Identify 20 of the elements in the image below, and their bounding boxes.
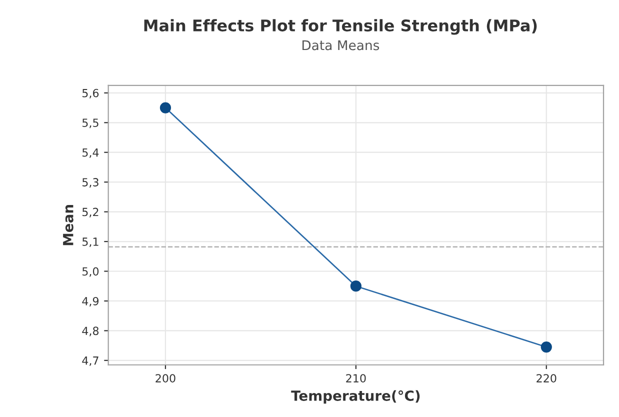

...

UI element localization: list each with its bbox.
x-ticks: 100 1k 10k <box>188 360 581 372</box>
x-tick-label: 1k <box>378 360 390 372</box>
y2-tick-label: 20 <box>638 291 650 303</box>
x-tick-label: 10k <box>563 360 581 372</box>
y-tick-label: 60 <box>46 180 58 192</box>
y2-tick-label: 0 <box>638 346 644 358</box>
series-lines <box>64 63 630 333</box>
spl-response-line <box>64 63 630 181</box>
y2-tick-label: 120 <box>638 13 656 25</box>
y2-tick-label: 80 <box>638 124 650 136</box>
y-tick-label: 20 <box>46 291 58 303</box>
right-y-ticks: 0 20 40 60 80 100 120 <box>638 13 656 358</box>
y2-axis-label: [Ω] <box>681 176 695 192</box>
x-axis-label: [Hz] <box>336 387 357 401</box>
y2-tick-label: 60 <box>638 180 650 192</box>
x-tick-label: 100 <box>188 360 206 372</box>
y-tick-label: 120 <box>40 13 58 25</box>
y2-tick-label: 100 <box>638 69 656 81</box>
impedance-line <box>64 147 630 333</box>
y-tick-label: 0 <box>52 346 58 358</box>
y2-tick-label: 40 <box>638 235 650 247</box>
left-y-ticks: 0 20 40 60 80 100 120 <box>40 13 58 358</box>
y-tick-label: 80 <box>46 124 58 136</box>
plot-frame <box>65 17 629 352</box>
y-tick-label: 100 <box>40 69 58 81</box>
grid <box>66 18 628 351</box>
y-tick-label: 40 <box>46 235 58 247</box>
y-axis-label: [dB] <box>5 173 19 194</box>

Stated goal
Rewrite the entries from the line that has "UI element localization: list" through the line that has "y2-tick-label: 100 <box>638 69 656 81</box>", swapping "spl-response-line" for "frequency-response-line" and leaving everything else unchanged.

Problem solution
UI element localization: list each with its bbox.
x-ticks: 100 1k 10k <box>188 360 581 372</box>
x-tick-label: 1k <box>378 360 390 372</box>
y2-tick-label: 20 <box>638 291 650 303</box>
x-tick-label: 10k <box>563 360 581 372</box>
y-tick-label: 60 <box>46 180 58 192</box>
y2-tick-label: 0 <box>638 346 644 358</box>
series-lines <box>64 63 630 333</box>
frequency-response-line <box>64 63 630 181</box>
y2-tick-label: 120 <box>638 13 656 25</box>
y2-tick-label: 80 <box>638 124 650 136</box>
y-tick-label: 20 <box>46 291 58 303</box>
right-y-ticks: 0 20 40 60 80 100 120 <box>638 13 656 358</box>
y2-axis-label: [Ω] <box>681 176 695 192</box>
x-axis-label: [Hz] <box>336 387 357 401</box>
y2-tick-label: 60 <box>638 180 650 192</box>
x-tick-label: 100 <box>188 360 206 372</box>
y-tick-label: 120 <box>40 13 58 25</box>
y2-tick-label: 100 <box>638 69 656 81</box>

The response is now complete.